### Try it
An exact copy of each record is required.

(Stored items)
Start of Block
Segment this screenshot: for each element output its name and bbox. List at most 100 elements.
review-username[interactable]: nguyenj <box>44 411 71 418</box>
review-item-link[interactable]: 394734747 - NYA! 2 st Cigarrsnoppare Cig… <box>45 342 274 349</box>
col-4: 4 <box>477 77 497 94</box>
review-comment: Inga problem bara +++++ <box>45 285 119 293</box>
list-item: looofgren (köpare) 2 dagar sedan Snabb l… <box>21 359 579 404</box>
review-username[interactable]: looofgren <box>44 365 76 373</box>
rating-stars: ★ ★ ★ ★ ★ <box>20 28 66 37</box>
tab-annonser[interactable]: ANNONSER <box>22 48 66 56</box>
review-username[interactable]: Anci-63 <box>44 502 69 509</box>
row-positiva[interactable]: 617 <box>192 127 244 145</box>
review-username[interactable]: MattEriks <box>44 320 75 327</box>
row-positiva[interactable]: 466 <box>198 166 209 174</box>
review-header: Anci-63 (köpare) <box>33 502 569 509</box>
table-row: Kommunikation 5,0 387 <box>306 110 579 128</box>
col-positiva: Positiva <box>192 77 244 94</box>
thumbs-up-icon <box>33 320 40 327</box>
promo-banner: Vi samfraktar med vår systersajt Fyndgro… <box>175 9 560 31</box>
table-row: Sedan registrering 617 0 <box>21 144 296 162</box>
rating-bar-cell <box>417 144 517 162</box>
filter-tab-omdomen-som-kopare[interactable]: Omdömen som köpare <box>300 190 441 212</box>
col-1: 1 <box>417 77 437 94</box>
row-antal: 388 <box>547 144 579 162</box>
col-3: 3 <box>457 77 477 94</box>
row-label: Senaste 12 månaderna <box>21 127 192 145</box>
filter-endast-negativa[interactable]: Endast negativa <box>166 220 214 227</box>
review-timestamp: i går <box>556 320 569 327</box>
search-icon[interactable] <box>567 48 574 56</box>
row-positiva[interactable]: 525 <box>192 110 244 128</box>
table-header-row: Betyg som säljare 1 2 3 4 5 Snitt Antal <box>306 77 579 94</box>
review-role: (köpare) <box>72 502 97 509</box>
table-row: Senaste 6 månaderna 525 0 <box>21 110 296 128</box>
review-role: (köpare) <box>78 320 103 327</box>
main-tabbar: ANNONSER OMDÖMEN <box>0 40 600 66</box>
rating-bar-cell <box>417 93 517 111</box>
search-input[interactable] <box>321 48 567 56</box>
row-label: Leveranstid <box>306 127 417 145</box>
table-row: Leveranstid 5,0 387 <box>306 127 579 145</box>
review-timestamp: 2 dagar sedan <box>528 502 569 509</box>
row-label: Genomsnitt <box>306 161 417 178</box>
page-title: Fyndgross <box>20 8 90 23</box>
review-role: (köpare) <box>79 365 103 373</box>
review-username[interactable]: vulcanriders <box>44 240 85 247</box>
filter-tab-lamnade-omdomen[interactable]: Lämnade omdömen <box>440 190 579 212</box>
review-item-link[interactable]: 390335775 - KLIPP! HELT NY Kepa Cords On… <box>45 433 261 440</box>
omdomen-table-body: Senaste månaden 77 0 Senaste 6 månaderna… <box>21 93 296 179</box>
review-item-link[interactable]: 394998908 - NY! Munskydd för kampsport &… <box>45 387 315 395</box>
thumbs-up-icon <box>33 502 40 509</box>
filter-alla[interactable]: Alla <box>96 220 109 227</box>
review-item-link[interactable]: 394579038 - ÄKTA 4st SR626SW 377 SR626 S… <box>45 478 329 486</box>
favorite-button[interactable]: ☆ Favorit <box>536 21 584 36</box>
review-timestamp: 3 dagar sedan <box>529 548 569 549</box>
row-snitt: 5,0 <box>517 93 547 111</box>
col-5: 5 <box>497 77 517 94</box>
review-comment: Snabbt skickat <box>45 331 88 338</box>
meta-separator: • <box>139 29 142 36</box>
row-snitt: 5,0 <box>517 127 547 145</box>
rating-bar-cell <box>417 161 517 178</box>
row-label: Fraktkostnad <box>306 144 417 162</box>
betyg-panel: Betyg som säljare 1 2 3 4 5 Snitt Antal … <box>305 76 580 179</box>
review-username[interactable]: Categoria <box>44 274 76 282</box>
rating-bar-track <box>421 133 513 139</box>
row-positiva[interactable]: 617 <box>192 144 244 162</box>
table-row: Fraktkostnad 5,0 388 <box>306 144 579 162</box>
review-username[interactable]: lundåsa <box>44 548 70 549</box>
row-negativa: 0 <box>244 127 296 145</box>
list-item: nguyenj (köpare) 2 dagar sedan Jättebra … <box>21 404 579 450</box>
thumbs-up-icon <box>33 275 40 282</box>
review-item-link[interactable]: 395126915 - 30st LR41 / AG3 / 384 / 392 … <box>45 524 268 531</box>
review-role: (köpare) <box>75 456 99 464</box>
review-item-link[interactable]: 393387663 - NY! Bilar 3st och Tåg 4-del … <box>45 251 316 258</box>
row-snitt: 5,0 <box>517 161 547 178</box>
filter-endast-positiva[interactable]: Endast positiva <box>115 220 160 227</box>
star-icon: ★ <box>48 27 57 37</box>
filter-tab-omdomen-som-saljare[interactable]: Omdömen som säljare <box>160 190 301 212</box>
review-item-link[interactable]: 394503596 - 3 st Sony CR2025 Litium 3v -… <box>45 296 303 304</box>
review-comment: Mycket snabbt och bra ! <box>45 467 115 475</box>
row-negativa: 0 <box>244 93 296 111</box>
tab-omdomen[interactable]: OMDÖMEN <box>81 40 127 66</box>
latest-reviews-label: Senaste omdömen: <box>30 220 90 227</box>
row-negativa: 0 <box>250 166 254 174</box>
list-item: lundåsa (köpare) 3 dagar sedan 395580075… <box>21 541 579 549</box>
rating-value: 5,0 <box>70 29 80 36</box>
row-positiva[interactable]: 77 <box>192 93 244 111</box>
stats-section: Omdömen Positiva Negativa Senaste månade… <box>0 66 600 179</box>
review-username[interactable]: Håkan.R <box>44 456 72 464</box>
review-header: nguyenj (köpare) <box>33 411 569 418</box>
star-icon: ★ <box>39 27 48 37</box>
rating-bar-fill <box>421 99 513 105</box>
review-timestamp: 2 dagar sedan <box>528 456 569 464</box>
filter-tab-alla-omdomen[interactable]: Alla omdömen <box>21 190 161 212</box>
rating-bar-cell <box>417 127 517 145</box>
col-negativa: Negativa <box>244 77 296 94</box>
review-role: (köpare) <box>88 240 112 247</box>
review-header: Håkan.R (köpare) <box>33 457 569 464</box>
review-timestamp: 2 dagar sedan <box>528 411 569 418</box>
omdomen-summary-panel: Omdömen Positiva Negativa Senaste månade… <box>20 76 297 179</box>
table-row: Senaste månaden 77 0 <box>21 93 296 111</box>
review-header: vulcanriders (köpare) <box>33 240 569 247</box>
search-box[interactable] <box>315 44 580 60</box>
End of Block
### Response for this exercise
Segment this screenshot: for each element output its name and bbox. List at most 100 elements.
review-username[interactable]: nguyenj <box>44 411 71 418</box>
review-item-link[interactable]: 394734747 - NYA! 2 st Cigarrsnoppare Cig… <box>45 342 274 349</box>
col-4: 4 <box>477 77 497 94</box>
review-comment: Inga problem bara +++++ <box>45 285 119 293</box>
list-item: looofgren (köpare) 2 dagar sedan Snabb l… <box>21 359 579 404</box>
review-username[interactable]: looofgren <box>44 365 76 373</box>
rating-stars: ★ ★ ★ ★ ★ <box>20 28 66 37</box>
tab-annonser[interactable]: ANNONSER <box>22 48 66 56</box>
review-username[interactable]: Anci-63 <box>44 502 69 509</box>
row-positiva[interactable]: 617 <box>192 127 244 145</box>
review-username[interactable]: MattEriks <box>44 320 75 327</box>
row-positiva[interactable]: 466 <box>198 166 209 174</box>
review-header: Anci-63 (köpare) <box>33 502 569 509</box>
table-row: Kommunikation 5,0 387 <box>306 110 579 128</box>
col-positiva: Positiva <box>192 77 244 94</box>
thumbs-up-icon <box>33 320 40 327</box>
promo-banner: Vi samfraktar med vår systersajt Fyndgro… <box>175 9 560 31</box>
table-row: Sedan registrering 617 0 <box>21 144 296 162</box>
rating-bar-cell <box>417 144 517 162</box>
filter-tab-omdomen-som-kopare[interactable]: Omdömen som köpare <box>300 190 441 212</box>
col-1: 1 <box>417 77 437 94</box>
row-antal: 388 <box>547 144 579 162</box>
col-3: 3 <box>457 77 477 94</box>
row-label: Senaste 12 månaderna <box>21 127 192 145</box>
filter-endast-negativa[interactable]: Endast negativa <box>166 220 214 227</box>
review-timestamp: i går <box>556 320 569 327</box>
search-icon[interactable] <box>567 48 574 56</box>
row-positiva[interactable]: 525 <box>192 110 244 128</box>
table-header-row: Betyg som säljare 1 2 3 4 5 Snitt Antal <box>306 77 579 94</box>
review-role: (köpare) <box>72 502 97 509</box>
table-row: Senaste 6 månaderna 525 0 <box>21 110 296 128</box>
review-role: (köpare) <box>78 320 103 327</box>
main-tabbar: ANNONSER OMDÖMEN <box>0 40 600 66</box>
rating-bar-cell <box>417 93 517 111</box>
search-input[interactable] <box>321 48 567 56</box>
row-label: Leveranstid <box>306 127 417 145</box>
table-row: Leveranstid 5,0 387 <box>306 127 579 145</box>
review-timestamp: 2 dagar sedan <box>528 502 569 509</box>
row-label: Genomsnitt <box>306 161 417 178</box>
page-title: Fyndgross <box>20 8 90 23</box>
review-role: (köpare) <box>79 365 103 373</box>
review-username[interactable]: vulcanriders <box>44 240 85 247</box>
filter-tab-lamnade-omdomen[interactable]: Lämnade omdömen <box>440 190 579 212</box>
review-item-link[interactable]: 390335775 - KLIPP! HELT NY Kepa Cords On… <box>45 433 261 440</box>
omdomen-table-body: Senaste månaden 77 0 Senaste 6 månaderna… <box>21 93 296 179</box>
review-item-link[interactable]: 394998908 - NY! Munskydd för kampsport &… <box>45 387 315 395</box>
thumbs-up-icon <box>33 502 40 509</box>
filter-alla[interactable]: Alla <box>96 220 109 227</box>
review-item-link[interactable]: 394579038 - ÄKTA 4st SR626SW 377 SR626 S… <box>45 478 329 486</box>
favorite-button[interactable]: ☆ Favorit <box>536 21 584 36</box>
review-timestamp: 3 dagar sedan <box>529 548 569 549</box>
row-snitt: 5,0 <box>517 93 547 111</box>
col-5: 5 <box>497 77 517 94</box>
review-comment: Snabbt skickat <box>45 331 88 338</box>
meta-separator: • <box>139 29 142 36</box>
row-snitt: 5,0 <box>517 127 547 145</box>
rating-bar-cell <box>417 161 517 178</box>
row-label: Fraktkostnad <box>306 144 417 162</box>
betyg-panel: Betyg som säljare 1 2 3 4 5 Snitt Antal … <box>305 76 580 179</box>
review-username[interactable]: Categoria <box>44 274 76 282</box>
rating-bar-track <box>421 133 513 139</box>
row-positiva[interactable]: 617 <box>192 144 244 162</box>
table-row: Fraktkostnad 5,0 388 <box>306 144 579 162</box>
review-username[interactable]: lundåsa <box>44 548 70 549</box>
row-negativa: 0 <box>244 127 296 145</box>
list-item: nguyenj (köpare) 2 dagar sedan Jättebra … <box>21 404 579 450</box>
thumbs-up-icon <box>33 275 40 282</box>
review-item-link[interactable]: 395126915 - 30st LR41 / AG3 / 384 / 392 … <box>45 524 268 531</box>
review-role: (köpare) <box>75 456 99 464</box>
review-item-link[interactable]: 393387663 - NY! Bilar 3st och Tåg 4-del … <box>45 251 316 258</box>
row-snitt: 5,0 <box>517 161 547 178</box>
filter-endast-positiva[interactable]: Endast positiva <box>115 220 160 227</box>
star-icon: ★ <box>48 27 57 37</box>
filter-tab-omdomen-som-saljare[interactable]: Omdömen som säljare <box>160 190 301 212</box>
review-item-link[interactable]: 394503596 - 3 st Sony CR2025 Litium 3v -… <box>45 296 303 304</box>
review-comment: Mycket snabbt och bra ! <box>45 467 115 475</box>
row-negativa: 0 <box>244 93 296 111</box>
tab-omdomen[interactable]: OMDÖMEN <box>81 40 127 66</box>
latest-reviews-label: Senaste omdömen: <box>30 220 90 227</box>
row-negativa: 0 <box>250 166 254 174</box>
list-item: lundåsa (köpare) 3 dagar sedan 395580075… <box>21 541 579 549</box>
rating-value: 5,0 <box>70 29 80 36</box>
row-positiva[interactable]: 77 <box>192 93 244 111</box>
stats-section: Omdömen Positiva Negativa Senaste månade… <box>0 66 600 179</box>
review-username[interactable]: Håkan.R <box>44 456 72 464</box>
review-header: nguyenj (köpare) <box>33 411 569 418</box>
star-icon: ★ <box>39 27 48 37</box>
rating-bar-fill <box>421 99 513 105</box>
review-timestamp: 2 dagar sedan <box>528 456 569 464</box>
filter-tab-alla-omdomen[interactable]: Alla omdömen <box>21 190 161 212</box>
rating-bar-cell <box>417 127 517 145</box>
col-negativa: Negativa <box>244 77 296 94</box>
review-role: (köpare) <box>88 240 112 247</box>
review-header: Håkan.R (köpare) <box>33 457 569 464</box>
review-timestamp: 2 dagar sedan <box>528 411 569 418</box>
omdomen-summary-panel: Omdömen Positiva Negativa Senaste månade… <box>20 76 297 179</box>
table-row: Senaste månaden 77 0 <box>21 93 296 111</box>
review-header: vulcanriders (köpare) <box>33 240 569 247</box>
search-box[interactable] <box>315 44 580 60</box>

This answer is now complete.